──────── DATA

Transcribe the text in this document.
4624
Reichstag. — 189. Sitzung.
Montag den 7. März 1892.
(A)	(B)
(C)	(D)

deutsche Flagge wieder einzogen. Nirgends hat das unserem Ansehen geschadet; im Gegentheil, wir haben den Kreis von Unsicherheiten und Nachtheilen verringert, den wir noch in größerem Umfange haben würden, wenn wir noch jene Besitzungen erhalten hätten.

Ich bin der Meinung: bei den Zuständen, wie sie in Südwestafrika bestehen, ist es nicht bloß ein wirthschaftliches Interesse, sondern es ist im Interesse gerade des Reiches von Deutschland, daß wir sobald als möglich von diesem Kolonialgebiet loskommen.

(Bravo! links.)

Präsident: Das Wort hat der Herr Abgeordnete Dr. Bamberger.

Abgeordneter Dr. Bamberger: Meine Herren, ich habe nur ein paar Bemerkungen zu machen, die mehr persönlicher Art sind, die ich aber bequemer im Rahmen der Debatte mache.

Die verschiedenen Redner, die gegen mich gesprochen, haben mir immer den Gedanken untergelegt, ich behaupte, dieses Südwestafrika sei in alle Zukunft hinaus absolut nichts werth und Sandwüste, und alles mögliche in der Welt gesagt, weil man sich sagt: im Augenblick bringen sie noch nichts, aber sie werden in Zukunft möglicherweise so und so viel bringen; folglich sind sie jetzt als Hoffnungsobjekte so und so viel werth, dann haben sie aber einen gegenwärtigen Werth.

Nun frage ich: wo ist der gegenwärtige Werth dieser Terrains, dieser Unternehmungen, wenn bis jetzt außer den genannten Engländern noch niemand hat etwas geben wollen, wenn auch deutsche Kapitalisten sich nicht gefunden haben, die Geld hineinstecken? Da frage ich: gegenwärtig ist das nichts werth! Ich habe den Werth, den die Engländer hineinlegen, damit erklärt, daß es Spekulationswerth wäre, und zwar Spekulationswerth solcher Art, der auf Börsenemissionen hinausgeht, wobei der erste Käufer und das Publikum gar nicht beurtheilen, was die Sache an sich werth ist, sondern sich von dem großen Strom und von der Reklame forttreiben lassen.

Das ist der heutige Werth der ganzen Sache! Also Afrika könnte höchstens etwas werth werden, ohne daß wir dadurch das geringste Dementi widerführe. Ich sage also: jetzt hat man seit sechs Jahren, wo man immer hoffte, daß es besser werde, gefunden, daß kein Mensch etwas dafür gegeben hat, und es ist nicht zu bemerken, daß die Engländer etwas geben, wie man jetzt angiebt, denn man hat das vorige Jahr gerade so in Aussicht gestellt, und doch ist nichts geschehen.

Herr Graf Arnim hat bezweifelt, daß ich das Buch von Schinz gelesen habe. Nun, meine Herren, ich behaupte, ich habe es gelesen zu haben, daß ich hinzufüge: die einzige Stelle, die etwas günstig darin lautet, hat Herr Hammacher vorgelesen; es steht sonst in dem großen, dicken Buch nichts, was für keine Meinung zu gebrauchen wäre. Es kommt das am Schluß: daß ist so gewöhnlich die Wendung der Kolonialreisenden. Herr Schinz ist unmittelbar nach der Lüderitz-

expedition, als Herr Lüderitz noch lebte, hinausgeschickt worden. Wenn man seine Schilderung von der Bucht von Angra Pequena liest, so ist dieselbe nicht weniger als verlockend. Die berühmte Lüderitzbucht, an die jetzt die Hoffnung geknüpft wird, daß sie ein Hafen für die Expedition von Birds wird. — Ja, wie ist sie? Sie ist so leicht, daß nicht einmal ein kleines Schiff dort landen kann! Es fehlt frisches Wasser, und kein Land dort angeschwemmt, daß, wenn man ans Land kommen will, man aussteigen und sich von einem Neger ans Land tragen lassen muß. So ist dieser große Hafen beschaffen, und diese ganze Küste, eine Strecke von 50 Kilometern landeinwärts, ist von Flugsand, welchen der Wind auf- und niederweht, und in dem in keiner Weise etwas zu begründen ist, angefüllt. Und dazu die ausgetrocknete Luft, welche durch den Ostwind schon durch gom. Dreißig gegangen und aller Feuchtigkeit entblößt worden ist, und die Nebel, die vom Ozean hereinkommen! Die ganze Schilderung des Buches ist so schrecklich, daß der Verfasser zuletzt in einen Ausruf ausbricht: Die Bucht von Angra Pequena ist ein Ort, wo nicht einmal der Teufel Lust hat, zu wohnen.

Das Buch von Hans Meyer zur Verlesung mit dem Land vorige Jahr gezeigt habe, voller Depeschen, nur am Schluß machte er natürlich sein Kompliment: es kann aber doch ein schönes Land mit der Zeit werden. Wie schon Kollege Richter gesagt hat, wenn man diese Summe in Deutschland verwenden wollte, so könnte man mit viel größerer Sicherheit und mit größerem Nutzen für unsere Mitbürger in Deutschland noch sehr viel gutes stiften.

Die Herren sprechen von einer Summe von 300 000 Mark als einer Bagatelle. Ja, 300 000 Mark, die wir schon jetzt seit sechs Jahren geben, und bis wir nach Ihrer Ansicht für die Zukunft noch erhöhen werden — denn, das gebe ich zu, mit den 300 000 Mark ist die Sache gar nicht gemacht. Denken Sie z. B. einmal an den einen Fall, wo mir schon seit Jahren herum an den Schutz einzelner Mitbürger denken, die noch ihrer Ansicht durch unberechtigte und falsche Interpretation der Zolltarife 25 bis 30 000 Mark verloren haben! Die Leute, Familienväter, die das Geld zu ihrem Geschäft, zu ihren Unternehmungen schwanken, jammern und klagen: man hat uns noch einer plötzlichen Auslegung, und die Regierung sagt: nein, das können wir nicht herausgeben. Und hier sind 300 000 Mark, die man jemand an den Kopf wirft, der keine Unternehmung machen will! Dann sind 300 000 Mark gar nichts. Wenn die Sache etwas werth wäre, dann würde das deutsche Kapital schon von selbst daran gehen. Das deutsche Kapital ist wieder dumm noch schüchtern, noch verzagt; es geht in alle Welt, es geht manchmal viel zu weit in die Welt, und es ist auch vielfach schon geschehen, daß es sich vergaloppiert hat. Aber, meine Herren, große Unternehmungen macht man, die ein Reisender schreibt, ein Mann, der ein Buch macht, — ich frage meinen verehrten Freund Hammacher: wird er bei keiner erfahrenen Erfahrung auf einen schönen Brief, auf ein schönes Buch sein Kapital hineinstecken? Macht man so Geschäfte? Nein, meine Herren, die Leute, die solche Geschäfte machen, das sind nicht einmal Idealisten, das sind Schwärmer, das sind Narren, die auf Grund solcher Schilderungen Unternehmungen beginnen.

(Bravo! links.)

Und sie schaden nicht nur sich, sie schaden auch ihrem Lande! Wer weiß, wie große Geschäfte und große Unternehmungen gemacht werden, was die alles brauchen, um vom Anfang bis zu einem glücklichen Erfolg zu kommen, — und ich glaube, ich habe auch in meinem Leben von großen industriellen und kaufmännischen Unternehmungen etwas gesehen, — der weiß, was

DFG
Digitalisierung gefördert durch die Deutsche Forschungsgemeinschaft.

────────────────

# WHAT IS BEING ASKED
Restate the data above exactly, keeping each word as it stands.

# RESPONSE TO THE EXERCISE
Transcribe the text in this document.
4624
Reichstag. — 189. Sitzung.
Montag den 7. März 1892.
(A)	(B)
(C)	(D)

deutsche Flagge wieder einzogen. Nirgends hat das unserem Ansehen geschadet; im Gegentheil, wir haben den Kreis von Unsicherheiten und Nachtheilen verringert, den wir noch in größerem Umfange haben würden, wenn wir noch jene Besitzungen erhalten hätten.

Ich bin der Meinung: bei den Zuständen, wie sie in Südwestafrika bestehen, ist es nicht bloß ein wirthschaftliches Interesse, sondern es ist im Interesse gerade des Reiches von Deutschland, daß wir sobald als möglich von diesem Kolonialgebiet loskommen.

(Bravo! links.)

Präsident: Das Wort hat der Herr Abgeordnete Dr. Bamberger.

Abgeordneter Dr. Bamberger: Meine Herren, ich habe nur ein paar Bemerkungen zu machen, die mehr persönlicher Art sind, die ich aber bequemer im Rahmen der Debatte mache.

Die verschiedenen Redner, die gegen mich gesprochen, haben mir immer den Gedanken untergelegt, ich behaupte, dieses Südwestafrika sei in alle Zukunft hinaus absolut nichts werth und Sandwüste, und alles mögliche in der Welt gesagt, weil man sich sagt: im Augenblick bringen sie noch nichts, aber sie werden in Zukunft möglicherweise so und so viel bringen; folglich sind sie jetzt als Hoffnungsobjekte so und so viel werth, dann haben sie aber einen gegenwärtigen Werth.

Nun frage ich: wo ist der gegenwärtige Werth dieser Terrains, dieser Unternehmungen, wenn bis jetzt außer den genannten Engländern noch niemand hat etwas geben wollen, wenn auch deutsche Kapitalisten sich nicht gefunden haben, die Geld hineinstecken? Da frage ich: gegenwärtig ist das nichts werth! Ich habe den Werth, den die Engländer hineinlegen, damit erklärt, daß es Spekulationswerth wäre, und zwar Spekulationswerth solcher Art, der auf Börsenemissionen hinausgeht, wobei der erste Käufer und das Publikum gar nicht beurtheilen, was die Sache an sich werth ist, sondern sich von dem großen Strom und von der Reklame forttreiben lassen.

Das ist der heutige Werth der ganzen Sache! Also Afrika könnte höchstens etwas werth werden, ohne daß wir dadurch das geringste Dementi widerführe. Ich sage also: jetzt hat man seit sechs Jahren, wo man immer hoffte, daß es besser werde, gefunden, daß kein Mensch etwas dafür gegeben hat, und es ist nicht zu bemerken, daß die Engländer etwas geben, wie man jetzt angiebt, denn man hat das vorige Jahr gerade so in Aussicht gestellt, und doch ist nichts geschehen.

Herr Graf Arnim hat bezweifelt, daß ich das Buch von Schinz gelesen habe. Nun, meine Herren, ich behaupte, ich habe es gelesen zu haben, daß ich hinzufüge: die einzige Stelle, die etwas günstig darin lautet, hat Herr Hammacher vorgelesen; es steht sonst in dem großen, dicken Buch nichts, was für keine Meinung zu gebrauchen wäre. Es kommt das am Schluß: daß ist so gewöhnlich die Wendung der Kolonialreisenden. Herr Schinz ist unmittelbar nach der Lüderitz-

expedition, als Herr Lüderitz noch lebte, hinausgeschickt worden. Wenn man seine Schilderung von der Bucht von Angra Pequena liest, so ist dieselbe nicht weniger als verlockend. Die berühmte Lüderitzbucht, an die jetzt die Hoffnung geknüpft wird, daß sie ein Hafen für die Expedition von Birds wird. — Ja, wie ist sie? Sie ist so leicht, daß nicht einmal ein kleines Schiff dort landen kann! Es fehlt frisches Wasser, und kein Land dort angeschwemmt, daß, wenn man ans Land kommen will, man aussteigen und sich von einem Neger ans Land tragen lassen muß. So ist dieser große Hafen beschaffen, und diese ganze Küste, eine Strecke von 50 Kilometern landeinwärts, ist von Flugsand, welchen der Wind auf- und niederweht, und in dem in keiner Weise etwas zu begründen ist, angefüllt. Und dazu die ausgetrocknete Luft, welche durch den Ostwind schon durch gom. Dreißig gegangen und aller Feuchtigkeit entblößt worden ist, und die Nebel, die vom Ozean hereinkommen! Die ganze Schilderung des Buches ist so schrecklich, daß der Verfasser zuletzt in einen Ausruf ausbricht: Die Bucht von Angra Pequena ist ein Ort, wo nicht einmal der Teufel Lust hat, zu wohnen.

Das Buch von Hans Meyer zur Verlesung mit dem Land vorige Jahr gezeigt habe, voller Depeschen, nur am Schluß machte er natürlich sein Kompliment: es kann aber doch ein schönes Land mit der Zeit werden. Wie schon Kollege Richter gesagt hat, wenn man diese Summe in Deutschland verwenden wollte, so könnte man mit viel größerer Sicherheit und mit größerem Nutzen für unsere Mitbürger in Deutschland noch sehr viel gutes stiften.

Die Herren sprechen von einer Summe von 300 000 Mark als einer Bagatelle. Ja, 300 000 Mark, die wir schon jetzt seit sechs Jahren geben, und bis wir nach Ihrer Ansicht für die Zukunft noch erhöhen werden — denn, das gebe ich zu, mit den 300 000 Mark ist die Sache gar nicht gemacht. Denken Sie z. B. einmal an den einen Fall, wo mir schon seit Jahren herum an den Schutz einzelner Mitbürger denken, die noch ihrer Ansicht durch unberechtigte und falsche Interpretation der Zolltarife 25 bis 30 000 Mark verloren haben! Die Leute, Familienväter, die das Geld zu ihrem Geschäft, zu ihren Unternehmungen schwanken, jammern und klagen: man hat uns noch einer plötzlichen Auslegung, und die Regierung sagt: nein, das können wir nicht herausgeben. Und hier sind 300 000 Mark, die man jemand an den Kopf wirft, der keine Unternehmung machen will! Dann sind 300 000 Mark gar nichts. Wenn die Sache etwas werth wäre, dann würde das deutsche Kapital schon von selbst daran gehen. Das deutsche Kapital ist wieder dumm noch schüchtern, noch verzagt; es geht in alle Welt, es geht manchmal viel zu weit in die Welt, und es ist auch vielfach schon geschehen, daß es sich vergaloppiert hat. Aber, meine Herren, große Unternehmungen macht man, die ein Reisender schreibt, ein Mann, der ein Buch macht, — ich frage meinen verehrten Freund Hammacher: wird er bei keiner erfahrenen Erfahrung auf einen schönen Brief, auf ein schönes Buch sein Kapital hineinstecken? Macht man so Geschäfte? Nein, meine Herren, die Leute, die solche Geschäfte machen, das sind nicht einmal Idealisten, das sind Schwärmer, das sind Narren, die auf Grund solcher Schilderungen Unternehmungen beginnen.

(Bravo! links.)

Und sie schaden nicht nur sich, sie schaden auch ihrem Lande! Wer weiß, wie große Geschäfte und große Unternehmungen gemacht werden, was die alles brauchen, um vom Anfang bis zu einem glücklichen Erfolg zu kommen, — und ich glaube, ich habe auch in meinem Leben von großen industriellen und kaufmännischen Unternehmungen etwas gesehen, — der weiß, was

DFG
Digitalisierung gefördert durch die Deutsche Forschungsgemeinschaft.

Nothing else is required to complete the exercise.